Problem to solve:
Find every line with "name" in it, then report how many there are and nothing more.
=== Data provided ===
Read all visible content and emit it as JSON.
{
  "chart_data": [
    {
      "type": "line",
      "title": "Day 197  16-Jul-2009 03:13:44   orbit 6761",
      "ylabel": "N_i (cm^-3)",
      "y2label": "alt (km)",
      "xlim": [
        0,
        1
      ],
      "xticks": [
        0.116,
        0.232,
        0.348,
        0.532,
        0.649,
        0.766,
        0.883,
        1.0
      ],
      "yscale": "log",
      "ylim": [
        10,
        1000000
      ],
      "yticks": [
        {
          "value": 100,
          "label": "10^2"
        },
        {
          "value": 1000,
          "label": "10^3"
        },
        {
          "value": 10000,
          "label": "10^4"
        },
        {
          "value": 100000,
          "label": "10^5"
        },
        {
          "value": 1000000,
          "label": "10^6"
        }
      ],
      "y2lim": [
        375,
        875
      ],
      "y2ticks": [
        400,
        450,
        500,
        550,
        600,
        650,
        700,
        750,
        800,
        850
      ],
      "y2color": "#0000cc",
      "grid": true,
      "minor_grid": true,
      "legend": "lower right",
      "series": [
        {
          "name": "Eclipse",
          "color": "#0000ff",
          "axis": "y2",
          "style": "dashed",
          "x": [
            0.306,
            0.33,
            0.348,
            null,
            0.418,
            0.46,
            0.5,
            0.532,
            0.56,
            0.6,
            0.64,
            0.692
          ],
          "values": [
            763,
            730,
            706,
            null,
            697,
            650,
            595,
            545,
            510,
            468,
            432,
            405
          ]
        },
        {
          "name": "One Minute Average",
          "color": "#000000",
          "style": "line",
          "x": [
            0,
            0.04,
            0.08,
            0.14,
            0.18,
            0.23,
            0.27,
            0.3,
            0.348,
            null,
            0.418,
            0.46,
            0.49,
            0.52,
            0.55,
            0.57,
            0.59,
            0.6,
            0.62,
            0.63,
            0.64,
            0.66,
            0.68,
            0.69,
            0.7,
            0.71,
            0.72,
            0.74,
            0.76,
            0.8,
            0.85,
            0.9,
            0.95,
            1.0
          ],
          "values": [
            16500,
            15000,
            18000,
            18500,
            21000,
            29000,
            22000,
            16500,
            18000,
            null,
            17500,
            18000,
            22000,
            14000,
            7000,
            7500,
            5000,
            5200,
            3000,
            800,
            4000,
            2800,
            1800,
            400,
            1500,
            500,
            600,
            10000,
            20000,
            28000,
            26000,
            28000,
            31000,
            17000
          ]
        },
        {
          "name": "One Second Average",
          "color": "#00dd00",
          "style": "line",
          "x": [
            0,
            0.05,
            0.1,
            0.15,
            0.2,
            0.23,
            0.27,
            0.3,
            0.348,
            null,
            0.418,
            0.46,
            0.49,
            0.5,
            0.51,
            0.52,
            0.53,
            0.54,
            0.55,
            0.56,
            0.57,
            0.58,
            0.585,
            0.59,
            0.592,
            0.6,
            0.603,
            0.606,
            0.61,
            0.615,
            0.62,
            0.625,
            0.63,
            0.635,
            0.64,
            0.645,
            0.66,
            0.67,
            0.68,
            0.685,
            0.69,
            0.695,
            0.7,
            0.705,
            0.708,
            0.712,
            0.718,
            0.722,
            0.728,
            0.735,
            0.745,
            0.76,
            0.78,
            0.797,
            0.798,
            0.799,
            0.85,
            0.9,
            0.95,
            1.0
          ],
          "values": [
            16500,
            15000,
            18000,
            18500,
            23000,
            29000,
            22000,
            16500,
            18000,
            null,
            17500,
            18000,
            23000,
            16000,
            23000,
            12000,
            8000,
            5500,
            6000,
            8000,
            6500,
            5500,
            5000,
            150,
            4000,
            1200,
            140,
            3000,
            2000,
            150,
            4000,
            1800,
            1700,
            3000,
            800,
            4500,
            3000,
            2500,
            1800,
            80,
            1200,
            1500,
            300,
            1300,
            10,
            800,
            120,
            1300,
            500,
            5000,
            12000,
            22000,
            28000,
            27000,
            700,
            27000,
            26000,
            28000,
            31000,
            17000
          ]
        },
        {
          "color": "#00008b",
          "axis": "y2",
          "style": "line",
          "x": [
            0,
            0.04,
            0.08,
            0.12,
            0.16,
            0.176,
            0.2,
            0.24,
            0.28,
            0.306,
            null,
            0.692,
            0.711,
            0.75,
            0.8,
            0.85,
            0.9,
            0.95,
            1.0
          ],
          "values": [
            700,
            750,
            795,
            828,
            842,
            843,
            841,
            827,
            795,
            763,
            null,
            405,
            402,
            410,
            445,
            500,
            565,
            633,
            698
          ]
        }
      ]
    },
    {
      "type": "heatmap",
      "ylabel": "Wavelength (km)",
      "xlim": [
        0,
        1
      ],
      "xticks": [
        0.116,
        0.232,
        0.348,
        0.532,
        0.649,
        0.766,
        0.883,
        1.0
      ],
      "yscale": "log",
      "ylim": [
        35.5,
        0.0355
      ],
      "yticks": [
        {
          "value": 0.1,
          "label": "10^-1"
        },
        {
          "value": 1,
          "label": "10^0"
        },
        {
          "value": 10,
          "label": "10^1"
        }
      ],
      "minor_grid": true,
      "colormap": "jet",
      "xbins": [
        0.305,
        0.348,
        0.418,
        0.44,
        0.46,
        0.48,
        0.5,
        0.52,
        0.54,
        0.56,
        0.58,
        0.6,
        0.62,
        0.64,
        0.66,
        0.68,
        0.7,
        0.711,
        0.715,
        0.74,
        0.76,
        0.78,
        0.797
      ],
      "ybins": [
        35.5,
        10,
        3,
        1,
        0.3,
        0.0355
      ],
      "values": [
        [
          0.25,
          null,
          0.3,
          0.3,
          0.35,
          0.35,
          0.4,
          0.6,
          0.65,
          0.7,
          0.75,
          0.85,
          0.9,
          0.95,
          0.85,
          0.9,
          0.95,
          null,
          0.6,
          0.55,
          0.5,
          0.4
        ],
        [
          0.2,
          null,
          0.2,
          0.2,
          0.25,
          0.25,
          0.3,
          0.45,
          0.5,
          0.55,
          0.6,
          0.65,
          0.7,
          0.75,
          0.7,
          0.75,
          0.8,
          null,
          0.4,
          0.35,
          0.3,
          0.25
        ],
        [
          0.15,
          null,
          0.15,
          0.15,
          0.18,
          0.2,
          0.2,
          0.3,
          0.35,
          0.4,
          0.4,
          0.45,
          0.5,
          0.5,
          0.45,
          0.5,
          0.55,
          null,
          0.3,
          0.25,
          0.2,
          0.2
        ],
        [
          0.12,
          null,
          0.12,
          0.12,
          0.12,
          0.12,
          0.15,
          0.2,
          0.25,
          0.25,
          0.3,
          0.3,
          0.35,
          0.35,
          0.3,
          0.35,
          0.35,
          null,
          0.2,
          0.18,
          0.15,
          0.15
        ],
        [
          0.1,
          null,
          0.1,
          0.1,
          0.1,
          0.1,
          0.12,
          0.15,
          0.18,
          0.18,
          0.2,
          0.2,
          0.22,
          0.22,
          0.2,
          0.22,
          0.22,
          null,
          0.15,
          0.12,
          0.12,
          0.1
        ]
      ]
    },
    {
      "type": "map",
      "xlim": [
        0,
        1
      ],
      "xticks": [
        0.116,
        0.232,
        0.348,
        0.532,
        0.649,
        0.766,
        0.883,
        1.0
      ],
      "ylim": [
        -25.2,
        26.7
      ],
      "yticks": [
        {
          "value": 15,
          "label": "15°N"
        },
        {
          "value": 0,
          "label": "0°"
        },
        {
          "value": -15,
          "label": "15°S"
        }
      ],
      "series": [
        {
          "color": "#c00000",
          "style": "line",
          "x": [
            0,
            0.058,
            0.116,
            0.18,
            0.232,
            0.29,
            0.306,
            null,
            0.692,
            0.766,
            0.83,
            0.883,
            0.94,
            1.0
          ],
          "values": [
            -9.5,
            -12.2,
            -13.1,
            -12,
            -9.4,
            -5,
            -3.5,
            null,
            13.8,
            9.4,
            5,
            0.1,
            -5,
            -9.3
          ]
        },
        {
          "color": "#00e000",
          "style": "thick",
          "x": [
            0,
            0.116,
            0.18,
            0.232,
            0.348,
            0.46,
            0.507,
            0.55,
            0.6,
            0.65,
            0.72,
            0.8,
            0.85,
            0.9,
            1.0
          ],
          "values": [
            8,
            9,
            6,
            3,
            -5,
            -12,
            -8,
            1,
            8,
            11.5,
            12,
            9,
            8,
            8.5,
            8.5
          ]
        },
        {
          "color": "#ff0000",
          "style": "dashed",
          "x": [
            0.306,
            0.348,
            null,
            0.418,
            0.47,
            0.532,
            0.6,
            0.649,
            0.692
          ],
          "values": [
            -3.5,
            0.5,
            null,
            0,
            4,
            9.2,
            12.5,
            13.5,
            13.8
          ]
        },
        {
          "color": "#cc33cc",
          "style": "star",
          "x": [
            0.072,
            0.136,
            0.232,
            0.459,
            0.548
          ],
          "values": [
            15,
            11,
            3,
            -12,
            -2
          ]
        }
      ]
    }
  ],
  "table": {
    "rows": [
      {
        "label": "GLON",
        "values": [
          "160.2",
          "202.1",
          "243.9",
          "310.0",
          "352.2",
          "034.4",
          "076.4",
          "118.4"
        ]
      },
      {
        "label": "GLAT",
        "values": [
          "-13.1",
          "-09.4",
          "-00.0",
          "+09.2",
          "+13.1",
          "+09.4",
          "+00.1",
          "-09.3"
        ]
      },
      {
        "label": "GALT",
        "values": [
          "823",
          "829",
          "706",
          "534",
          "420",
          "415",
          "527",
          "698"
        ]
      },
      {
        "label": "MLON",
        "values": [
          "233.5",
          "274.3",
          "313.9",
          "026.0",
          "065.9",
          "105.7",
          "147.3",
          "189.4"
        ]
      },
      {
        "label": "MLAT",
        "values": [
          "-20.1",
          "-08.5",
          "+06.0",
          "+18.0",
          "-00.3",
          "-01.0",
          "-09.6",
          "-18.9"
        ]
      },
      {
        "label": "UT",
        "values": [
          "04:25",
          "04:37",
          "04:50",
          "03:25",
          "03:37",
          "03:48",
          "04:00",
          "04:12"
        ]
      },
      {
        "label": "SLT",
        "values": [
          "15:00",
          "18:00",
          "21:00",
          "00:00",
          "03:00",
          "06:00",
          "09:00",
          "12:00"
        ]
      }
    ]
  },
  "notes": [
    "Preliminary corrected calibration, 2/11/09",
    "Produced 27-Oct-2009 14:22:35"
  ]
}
===
Output of the exercise:
3